- **Problem description**:
An exact copy of the records is required, minus the pictures they hold.

- **Stored records**:
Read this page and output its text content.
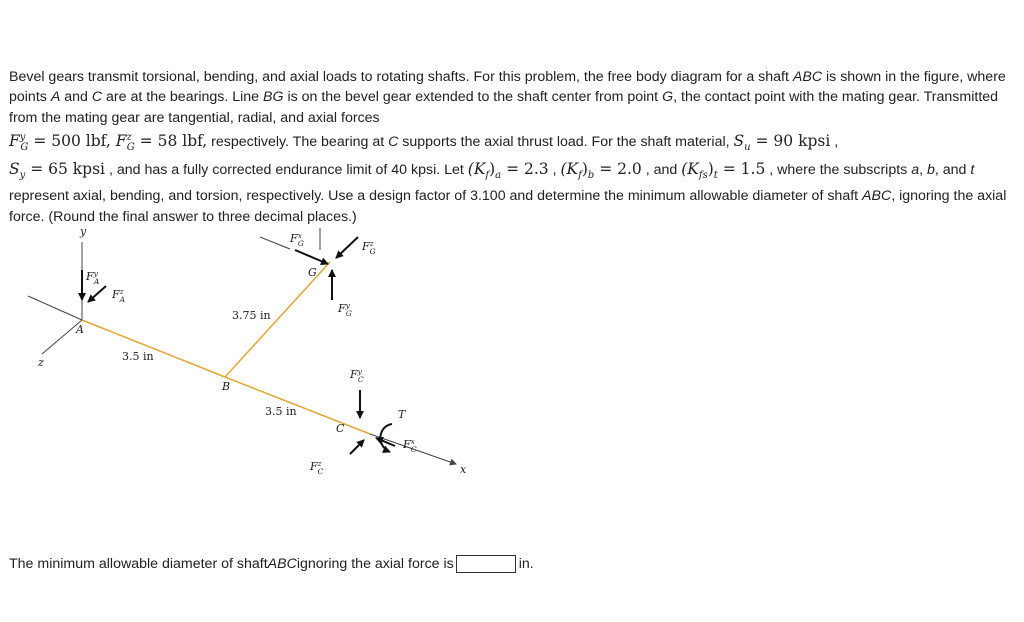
Bevel gears transmit torsional, bending, and axial loads to rotating shafts. For this problem, the free body diagram for a shaft ABC is shown in the figure, where points A and C are at the bearings. Line BG is on the bevel gear extended to the shaft center from point G, the contact point with the mating gear. Transmitted from the mating gear are tangential, radial, and axial forces
$F^y_G = 500$ lbf, $F^z_G = 58$ lbf, respectively. The bearing at C supports the axial thrust load. For the shaft material, $S_u = 90$ kpsi ,
$S_y = 65$ kpsi , and has a fully corrected endurance limit of 40 kpsi. Let $(K_f)_a = 2.3$ , $(K_f)_b = 2.0$ , and $(K_{fs})_t = 1.5$ , where the subscripts a, b, and t represent axial, bending, and torsion, respectively. Use a design factor of 3.100 and determine the minimum allowable diameter of shaft ABC, ignoring the axial force. (Round the final answer to three decimal places.)

y
z
x
A
B
C
G
3.5 in
3.5 in
3.75 in
$F^y$ A
$F^z$ A
$F^x$ G	$F^z$ G
$F^y$ G
$F^y$ C
$F^x$ C
$F^z$ C
T
The minimum allowable diameter of shaft ABC ignoring the axial force is	in.
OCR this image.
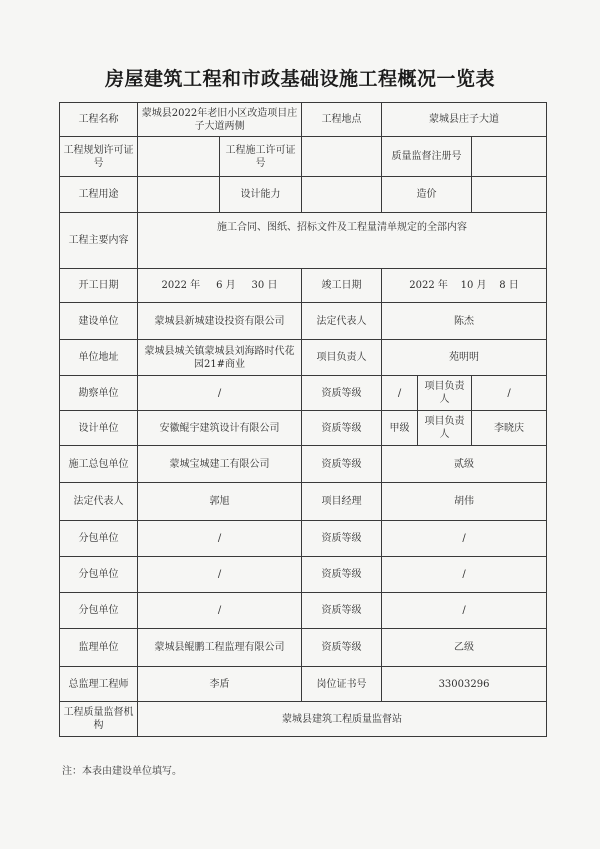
房屋建筑工程和市政基础设施工程概况一览表
工程名称	蒙城县2022年老旧小区改造项目庄子大道两侧		工程地点	蒙城县庄子大道		
工程规划许可证号		工程施工许可证号		质量监督注册号		
工程用途		设计能力		造价		
工程主要内容	施工合同、图纸、招标文件及工程量清单规定的全部内容					
开工日期	2022 年 6 月 30 日		竣工日期	2022 年 10 月 8 日		
建设单位	蒙城县新城建设投资有限公司		法定代表人	陈杰		
单位地址	蒙城县城关镇蒙城县刘海路时代花园21#商业		项目负责人	苑明明		
勘察单位	/		资质等级	/	项目负责人	/
设计单位	安徽鲲宇建筑设计有限公司		资质等级	甲级	项目负责人	李晓庆
施工总包单位	蒙城宝城建工有限公司		资质等级	贰级		
法定代表人	郭旭		项目经理	胡伟		
分包单位	/		资质等级	/		
分包单位	/		资质等级	/		
分包单位	/		资质等级	/		
监理单位	蒙城县鲲鹏工程监理有限公司		资质等级	乙级		
总监理工程师	李盾		岗位证书号	33003296		
工程质量监督机构	蒙城县建筑工程质量监督站					
注：本表由建设单位填写。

- **Result of the exercise**:
Read this page and output its text content.
Bevel gears transmit torsional, bending, and axial loads to rotating shafts. For this problem, the free body diagram for a shaft ABC is shown in the figure, where points A and C are at the bearings. Line BG is on the bevel gear extended to the shaft center from point G, the contact point with the mating gear. Transmitted from the mating gear are tangential, radial, and axial forces
$F^y_G = 500$ lbf, $F^z_G = 58$ lbf, respectively. The bearing at C supports the axial thrust load. For the shaft material, $S_u = 90$ kpsi ,
$S_y = 65$ kpsi , and has a fully corrected endurance limit of 40 kpsi. Let $(K_f)_a = 2.3$ , $(K_f)_b = 2.0$ , and $(K_{fs})_t = 1.5$ , where the subscripts a, b, and t represent axial, bending, and torsion, respectively. Use a design factor of 3.100 and determine the minimum allowable diameter of shaft ABC, ignoring the axial force. (Round the final answer to three decimal places.)

y
z
x
A
B
C
G
3.5 in
3.5 in
3.75 in
$F^y$ A
$F^z$ A
$F^x$ G	$F^z$ G
$F^y$ G
$F^y$ C
$F^x$ C
$F^z$ C
T
The minimum allowable diameter of shaft ABC ignoring the axial force is	in.
OCR this image.
房屋建筑工程和市政基础设施工程概况一览表
工程名称	蒙城县2022年老旧小区改造项目庄子大道两侧		工程地点	蒙城县庄子大道		
工程规划许可证号		工程施工许可证号		质量监督注册号		
工程用途		设计能力		造价		
工程主要内容	施工合同、图纸、招标文件及工程量清单规定的全部内容					
开工日期	2022 年 6 月 30 日		竣工日期	2022 年 10 月 8 日		
建设单位	蒙城县新城建设投资有限公司		法定代表人	陈杰		
单位地址	蒙城县城关镇蒙城县刘海路时代花园21#商业		项目负责人	苑明明		
勘察单位	/		资质等级	/	项目负责人	/
设计单位	安徽鲲宇建筑设计有限公司		资质等级	甲级	项目负责人	李晓庆
施工总包单位	蒙城宝城建工有限公司		资质等级	贰级		
法定代表人	郭旭		项目经理	胡伟		
分包单位	/		资质等级	/		
分包单位	/		资质等级	/		
分包单位	/		资质等级	/		
监理单位	蒙城县鲲鹏工程监理有限公司		资质等级	乙级		
总监理工程师	李盾		岗位证书号	33003296		
工程质量监督机构	蒙城县建筑工程质量监督站					
注：本表由建设单位填写。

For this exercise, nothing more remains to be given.